Exercise: Return each line of the data below verbatim; pictures are to be left out.
========================
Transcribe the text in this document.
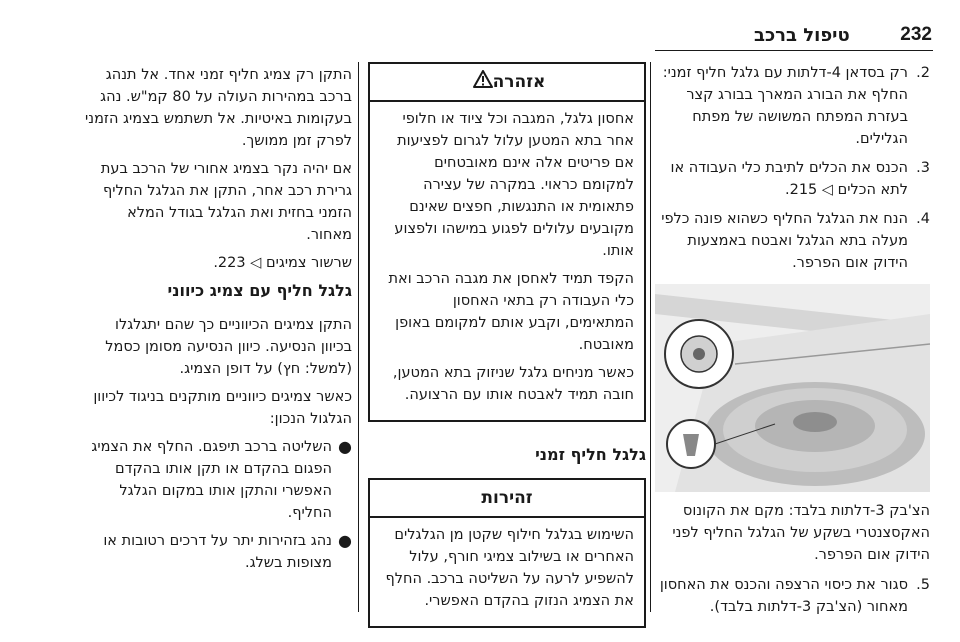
232
טיפול ברכב
2.
רק בסדאן 4-דלתות עם גלגל חליף זמני: החלף את הבורג המארך בבורג קצר בעזרת המפתח המשושה של מפתח הגלילים.
3.
הכנס את הכלים לתיבת כלי העבודה או לתא הכלים ◁ 215.
4.
הנח את הגלגל החליף כשהוא פונה כלפי מעלה בתא הגלגל ואבטח באמצעות הידוק אום הפרפר.

הצ'בק 3-דלתות בלבד: מקם את הקונוס האקסצנטרי בשקע של הגלגל החליף לפני הידוק אום הפרפר.

5.
סגור את כיסוי הרצפה והכנס את האחסון מאחור (הצ'בק 3-דלתות בלבד).
אזהרה

אחסון גלגל, המגבה וכל ציוד או חלופי אחר בתא המטען עלול לגרום לפציעות אם פריטים אלה אינם מאובטחים למקומם כראוי. במקרה של עצירה פתאומית או התנגשות, חפצים שאינם מקובעים עלולים לפגוע במישהו ולפצוע אותו.

הקפד תמיד לאחסן את מגבה הרכב ואת כלי העבודה רק בתאי האחסון המתאימים, וקבע אותם למקומם באופן מאובטח.

כאשר מניחים גלגל שניזוק בתא המטען, חובה תמיד לאבטח אותו עם הרצועה.

גלגל חליף זמני
זהירות

השימוש בגלגל חילוף שקטן מן הגלגלים האחרים או בשילוב צמיגי חורף, עלול להשפיע לרעה על השליטה ברכב. החלף את הצמיג הנזוק בהקדם האפשרי.

התקן רק צמיג חליף זמני אחד. אל תנהג ברכב במהירות העולה על 80 קמ"ש. נהג בעקומות באיטיות. אל תשתמש בצמיג הזמני לפרק זמן ממושך.

אם יהיה נקר בצמיג אחורי של הרכב בעת גרירת רכב אחר, התקן את הגלגל החליף הזמני בחזית ואת הגלגל בגודל המלא מאחור.

שרשור צמיגים ◁ 223.

גלגל חליף עם צמיג כיווני

התקן צמיגים הכיווניים כך שהם יתגלגלו בכיוון הנסיעה. כיוון הנסיעה מסומן כסמל (למשל: חץ) על דופן הצמיג.

כאשר צמיגים כיווניים מותקנים בניגוד לכיוון הגלגול הנכון:

●
השליטה ברכב תיפגם. החלף את הצמיג הפגום בהקדם או תקן אותו בהקדם האפשרי והתקן אותו במקום הגלגל החליף.
●
נהג בזהירות יתר על דרכים רטובות או מצופות בשלג.
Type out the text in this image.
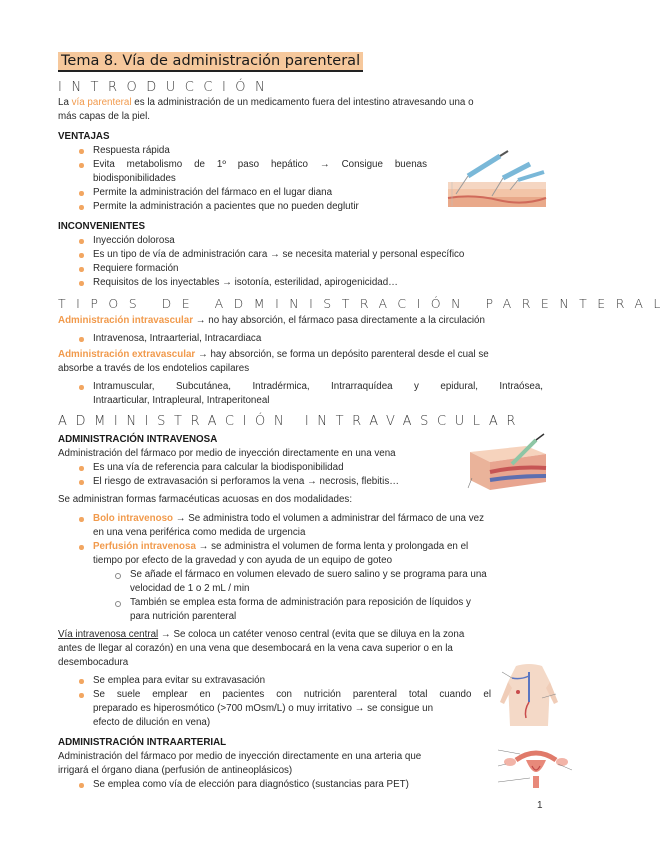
Tema 8. Vía de administración parenteral
INTRODUCCIÓN
La vía parenteral es la administración de un medicamento fuera del intestino atravesando una o
más capas de la piel.
VENTAJAS
Respuesta rápida
Evita metabolismo de 1º paso hepático → Consigue buenas
biodisponibilidades
Permite la administración del fármaco en el lugar diana
Permite la administración a pacientes que no pueden deglutir
INCONVENIENTES
Inyección dolorosa
Es un tipo de vía de administración cara → se necesita material y personal específico
Requiere formación
Requisitos de los inyectables → isotonía, esterilidad, apirogenicidad…
TIPOS DE ADMINISTRACIÓN PARENTERAL
Administración intravascular → no hay absorción, el fármaco pasa directamente a la circulación
Intravenosa, Intraarterial, Intracardiaca
Administración extravascular → hay absorción, se forma un depósito parenteral desde el cual se
absorbe a través de los endotelios capilares
Intramuscular, Subcutánea, Intradérmica, Intrarraquídea y epidural, Intraósea,
Intraarticular, Intrapleural, Intraperitoneal
ADMINISTRACIÓN INTRAVASCULAR
ADMINISTRACIÓN INTRAVENOSA
Administración del fármaco por medio de inyección directamente en una vena
Es una vía de referencia para calcular la biodisponibilidad
El riesgo de extravasación si perforamos la vena → necrosis, flebitis…
Se administran formas farmacéuticas acuosas en dos modalidades:
Bolo intravenoso → Se administra todo el volumen a administrar del fármaco de una vez
en una vena periférica como medida de urgencia
Perfusión intravenosa → se administra el volumen de forma lenta y prolongada en el
tiempo por efecto de la gravedad y con ayuda de un equipo de goteo
Se añade el fármaco en volumen elevado de suero salino y se programa para una
velocidad de 1 o 2 mL / min
También se emplea esta forma de administración para reposición de líquidos y
para nutrición parenteral
Vía intravenosa central → Se coloca un catéter venoso central (evita que se diluya en la zona
antes de llegar al corazón) en una vena que desembocará en la vena cava superior o en la
desembocadura
Se emplea para evitar su extravasación
Se suele emplear en pacientes con nutrición parenteral total cuando el
preparado es hiperosmótico (>700 mOsm/L) o muy irritativo → se consigue un
efecto de dilución en vena)
ADMINISTRACIÓN INTRAARTERIAL
Administración del fármaco por medio de inyección directamente en una arteria que
irrigará el órgano diana (perfusión de antineoplásicos)
Se emplea como vía de elección para diagnóstico (sustancias para PET)
1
========================
Solution for this problem:
Transcribe the text in this document.
232
טיפול ברכב
2.
רק בסדאן 4-דלתות עם גלגל חליף זמני: החלף את הבורג המארך בבורג קצר בעזרת המפתח המשושה של מפתח הגלילים.
3.
הכנס את הכלים לתיבת כלי העבודה או לתא הכלים ◁ 215.
4.
הנח את הגלגל החליף כשהוא פונה כלפי מעלה בתא הגלגל ואבטח באמצעות הידוק אום הפרפר.

הצ'בק 3-דלתות בלבד: מקם את הקונוס האקסצנטרי בשקע של הגלגל החליף לפני הידוק אום הפרפר.

5.
סגור את כיסוי הרצפה והכנס את האחסון מאחור (הצ'בק 3-דלתות בלבד).
אזהרה

אחסון גלגל, המגבה וכל ציוד או חלופי אחר בתא המטען עלול לגרום לפציעות אם פריטים אלה אינם מאובטחים למקומם כראוי. במקרה של עצירה פתאומית או התנגשות, חפצים שאינם מקובעים עלולים לפגוע במישהו ולפצוע אותו.

הקפד תמיד לאחסן את מגבה הרכב ואת כלי העבודה רק בתאי האחסון המתאימים, וקבע אותם למקומם באופן מאובטח.

כאשר מניחים גלגל שניזוק בתא המטען, חובה תמיד לאבטח אותו עם הרצועה.

גלגל חליף זמני
זהירות

השימוש בגלגל חילוף שקטן מן הגלגלים האחרים או בשילוב צמיגי חורף, עלול להשפיע לרעה על השליטה ברכב. החלף את הצמיג הנזוק בהקדם האפשרי.

התקן רק צמיג חליף זמני אחד. אל תנהג ברכב במהירות העולה על 80 קמ"ש. נהג בעקומות באיטיות. אל תשתמש בצמיג הזמני לפרק זמן ממושך.

אם יהיה נקר בצמיג אחורי של הרכב בעת גרירת רכב אחר, התקן את הגלגל החליף הזמני בחזית ואת הגלגל בגודל המלא מאחור.

שרשור צמיגים ◁ 223.

גלגל חליף עם צמיג כיווני

התקן צמיגים הכיווניים כך שהם יתגלגלו בכיוון הנסיעה. כיוון הנסיעה מסומן כסמל (למשל: חץ) על דופן הצמיג.

כאשר צמיגים כיווניים מותקנים בניגוד לכיוון הגלגול הנכון:

●
השליטה ברכב תיפגם. החלף את הצמיג הפגום בהקדם או תקן אותו בהקדם האפשרי והתקן אותו במקום הגלגל החליף.
●
נהג בזהירות יתר על דרכים רטובות או מצופות בשלג.
Type out the text in this image.
Tema 8. Vía de administración parenteral
INTRODUCCIÓN
La vía parenteral es la administración de un medicamento fuera del intestino atravesando una o
más capas de la piel.
VENTAJAS
Respuesta rápida
Evita metabolismo de 1º paso hepático → Consigue buenas
biodisponibilidades
Permite la administración del fármaco en el lugar diana
Permite la administración a pacientes que no pueden deglutir
INCONVENIENTES
Inyección dolorosa
Es un tipo de vía de administración cara → se necesita material y personal específico
Requiere formación
Requisitos de los inyectables → isotonía, esterilidad, apirogenicidad…
TIPOS DE ADMINISTRACIÓN PARENTERAL
Administración intravascular → no hay absorción, el fármaco pasa directamente a la circulación
Intravenosa, Intraarterial, Intracardiaca
Administración extravascular → hay absorción, se forma un depósito parenteral desde el cual se
absorbe a través de los endotelios capilares
Intramuscular, Subcutánea, Intradérmica, Intrarraquídea y epidural, Intraósea,
Intraarticular, Intrapleural, Intraperitoneal
ADMINISTRACIÓN INTRAVASCULAR
ADMINISTRACIÓN INTRAVENOSA
Administración del fármaco por medio de inyección directamente en una vena
Es una vía de referencia para calcular la biodisponibilidad
El riesgo de extravasación si perforamos la vena → necrosis, flebitis…
Se administran formas farmacéuticas acuosas en dos modalidades:
Bolo intravenoso → Se administra todo el volumen a administrar del fármaco de una vez
en una vena periférica como medida de urgencia
Perfusión intravenosa → se administra el volumen de forma lenta y prolongada en el
tiempo por efecto de la gravedad y con ayuda de un equipo de goteo
Se añade el fármaco en volumen elevado de suero salino y se programa para una
velocidad de 1 o 2 mL / min
También se emplea esta forma de administración para reposición de líquidos y
para nutrición parenteral
Vía intravenosa central → Se coloca un catéter venoso central (evita que se diluya en la zona
antes de llegar al corazón) en una vena que desembocará en la vena cava superior o en la
desembocadura
Se emplea para evitar su extravasación
Se suele emplear en pacientes con nutrición parenteral total cuando el
preparado es hiperosmótico (>700 mOsm/L) o muy irritativo → se consigue un
efecto de dilución en vena)
ADMINISTRACIÓN INTRAARTERIAL
Administración del fármaco por medio de inyección directamente en una arteria que
irrigará el órgano diana (perfusión de antineoplásicos)
Se emplea como vía de elección para diagnóstico (sustancias para PET)
1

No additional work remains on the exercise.